Work instructions - Give the material again in full, matching it exactly.

Records provided -

----------

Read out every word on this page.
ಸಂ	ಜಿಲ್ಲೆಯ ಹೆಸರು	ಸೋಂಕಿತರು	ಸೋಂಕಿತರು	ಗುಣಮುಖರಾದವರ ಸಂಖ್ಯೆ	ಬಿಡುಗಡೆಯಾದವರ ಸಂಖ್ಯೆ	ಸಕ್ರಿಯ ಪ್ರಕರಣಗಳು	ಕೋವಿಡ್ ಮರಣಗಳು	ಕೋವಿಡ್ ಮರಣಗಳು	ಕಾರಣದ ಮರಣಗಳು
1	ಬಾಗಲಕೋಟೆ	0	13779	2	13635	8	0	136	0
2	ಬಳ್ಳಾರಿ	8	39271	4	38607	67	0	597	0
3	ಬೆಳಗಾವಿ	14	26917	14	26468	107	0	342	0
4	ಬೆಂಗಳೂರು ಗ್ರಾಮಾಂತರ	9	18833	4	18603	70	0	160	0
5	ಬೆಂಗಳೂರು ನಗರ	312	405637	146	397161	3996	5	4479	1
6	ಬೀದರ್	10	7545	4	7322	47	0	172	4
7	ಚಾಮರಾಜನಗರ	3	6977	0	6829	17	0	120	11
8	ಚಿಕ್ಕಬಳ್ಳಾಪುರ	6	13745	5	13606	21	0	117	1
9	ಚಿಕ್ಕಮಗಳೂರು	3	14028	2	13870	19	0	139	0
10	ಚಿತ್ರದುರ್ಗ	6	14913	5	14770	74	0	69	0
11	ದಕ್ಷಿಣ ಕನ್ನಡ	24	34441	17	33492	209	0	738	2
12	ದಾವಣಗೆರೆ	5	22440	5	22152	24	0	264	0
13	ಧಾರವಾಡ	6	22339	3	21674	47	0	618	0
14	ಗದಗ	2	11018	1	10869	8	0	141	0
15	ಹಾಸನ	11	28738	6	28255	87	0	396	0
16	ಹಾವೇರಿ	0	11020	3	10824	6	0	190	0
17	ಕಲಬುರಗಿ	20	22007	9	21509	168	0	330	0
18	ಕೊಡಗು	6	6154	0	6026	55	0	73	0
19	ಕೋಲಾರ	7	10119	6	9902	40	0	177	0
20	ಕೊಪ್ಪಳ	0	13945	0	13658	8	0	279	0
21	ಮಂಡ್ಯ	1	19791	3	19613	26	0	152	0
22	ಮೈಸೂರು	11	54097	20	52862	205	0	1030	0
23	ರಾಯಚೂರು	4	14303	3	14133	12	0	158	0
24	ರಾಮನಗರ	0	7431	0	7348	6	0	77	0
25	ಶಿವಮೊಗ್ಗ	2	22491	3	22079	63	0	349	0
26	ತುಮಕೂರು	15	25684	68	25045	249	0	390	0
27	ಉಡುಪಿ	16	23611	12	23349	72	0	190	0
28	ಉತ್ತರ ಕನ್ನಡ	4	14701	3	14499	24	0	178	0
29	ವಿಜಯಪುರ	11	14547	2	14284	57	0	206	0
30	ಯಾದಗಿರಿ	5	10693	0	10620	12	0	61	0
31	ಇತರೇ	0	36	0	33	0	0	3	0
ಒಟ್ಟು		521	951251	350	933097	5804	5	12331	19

----------

Solution for this problem -
Read out every word on this page.
ಸಂ	ಜಿಲ್ಲೆಯ ಹೆಸರು	ಸೋಂಕಿತರು	ಸೋಂಕಿತರು	ಗುಣಮುಖರಾದವರ ಸಂಖ್ಯೆ	ಬಿಡುಗಡೆಯಾದವರ ಸಂಖ್ಯೆ	ಸಕ್ರಿಯ ಪ್ರಕರಣಗಳು	ಕೋವಿಡ್ ಮರಣಗಳು	ಕೋವಿಡ್ ಮರಣಗಳು	ಕಾರಣದ ಮರಣಗಳು
1	ಬಾಗಲಕೋಟೆ	0	13779	2	13635	8	0	136	0
2	ಬಳ್ಳಾರಿ	8	39271	4	38607	67	0	597	0
3	ಬೆಳಗಾವಿ	14	26917	14	26468	107	0	342	0
4	ಬೆಂಗಳೂರು ಗ್ರಾಮಾಂತರ	9	18833	4	18603	70	0	160	0
5	ಬೆಂಗಳೂರು ನಗರ	312	405637	146	397161	3996	5	4479	1
6	ಬೀದರ್	10	7545	4	7322	47	0	172	4
7	ಚಾಮರಾಜನಗರ	3	6977	0	6829	17	0	120	11
8	ಚಿಕ್ಕಬಳ್ಳಾಪುರ	6	13745	5	13606	21	0	117	1
9	ಚಿಕ್ಕಮಗಳೂರು	3	14028	2	13870	19	0	139	0
10	ಚಿತ್ರದುರ್ಗ	6	14913	5	14770	74	0	69	0
11	ದಕ್ಷಿಣ ಕನ್ನಡ	24	34441	17	33492	209	0	738	2
12	ದಾವಣಗೆರೆ	5	22440	5	22152	24	0	264	0
13	ಧಾರವಾಡ	6	22339	3	21674	47	0	618	0
14	ಗದಗ	2	11018	1	10869	8	0	141	0
15	ಹಾಸನ	11	28738	6	28255	87	0	396	0
16	ಹಾವೇರಿ	0	11020	3	10824	6	0	190	0
17	ಕಲಬುರಗಿ	20	22007	9	21509	168	0	330	0
18	ಕೊಡಗು	6	6154	0	6026	55	0	73	0
19	ಕೋಲಾರ	7	10119	6	9902	40	0	177	0
20	ಕೊಪ್ಪಳ	0	13945	0	13658	8	0	279	0
21	ಮಂಡ್ಯ	1	19791	3	19613	26	0	152	0
22	ಮೈಸೂರು	11	54097	20	52862	205	0	1030	0
23	ರಾಯಚೂರು	4	14303	3	14133	12	0	158	0
24	ರಾಮನಗರ	0	7431	0	7348	6	0	77	0
25	ಶಿವಮೊಗ್ಗ	2	22491	3	22079	63	0	349	0
26	ತುಮಕೂರು	15	25684	68	25045	249	0	390	0
27	ಉಡುಪಿ	16	23611	12	23349	72	0	190	0
28	ಉತ್ತರ ಕನ್ನಡ	4	14701	3	14499	24	0	178	0
29	ವಿಜಯಪುರ	11	14547	2	14284	57	0	206	0
30	ಯಾದಗಿರಿ	5	10693	0	10620	12	0	61	0
31	ಇತರೇ	0	36	0	33	0	0	3	0
ಒಟ್ಟು		521	951251	350	933097	5804	5	12331	19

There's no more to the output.